— Task description —
Below is a listing; write it out exactly and drop any images from it.

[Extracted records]
↓
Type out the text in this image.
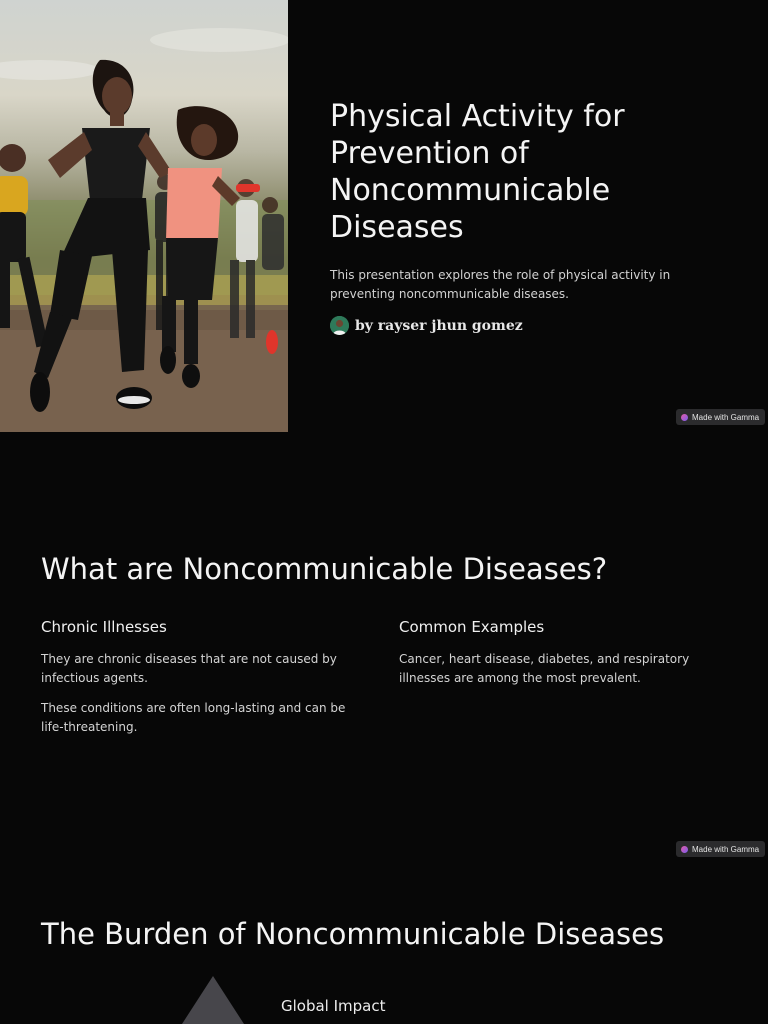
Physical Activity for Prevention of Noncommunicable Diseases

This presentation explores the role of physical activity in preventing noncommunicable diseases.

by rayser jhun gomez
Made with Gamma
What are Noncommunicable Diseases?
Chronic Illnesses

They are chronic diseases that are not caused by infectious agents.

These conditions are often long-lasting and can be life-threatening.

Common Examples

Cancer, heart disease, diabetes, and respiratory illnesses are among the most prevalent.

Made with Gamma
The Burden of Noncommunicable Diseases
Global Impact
↑
— Task result —
Type out the text in this image.
Physical Activity for Prevention of Noncommunicable Diseases

This presentation explores the role of physical activity in preventing noncommunicable diseases.

by rayser jhun gomez
Made with Gamma
What are Noncommunicable Diseases?
Chronic Illnesses

They are chronic diseases that are not caused by infectious agents.

These conditions are often long-lasting and can be life-threatening.

Common Examples

Cancer, heart disease, diabetes, and respiratory illnesses are among the most prevalent.

Made with Gamma
The Burden of Noncommunicable Diseases
Global Impact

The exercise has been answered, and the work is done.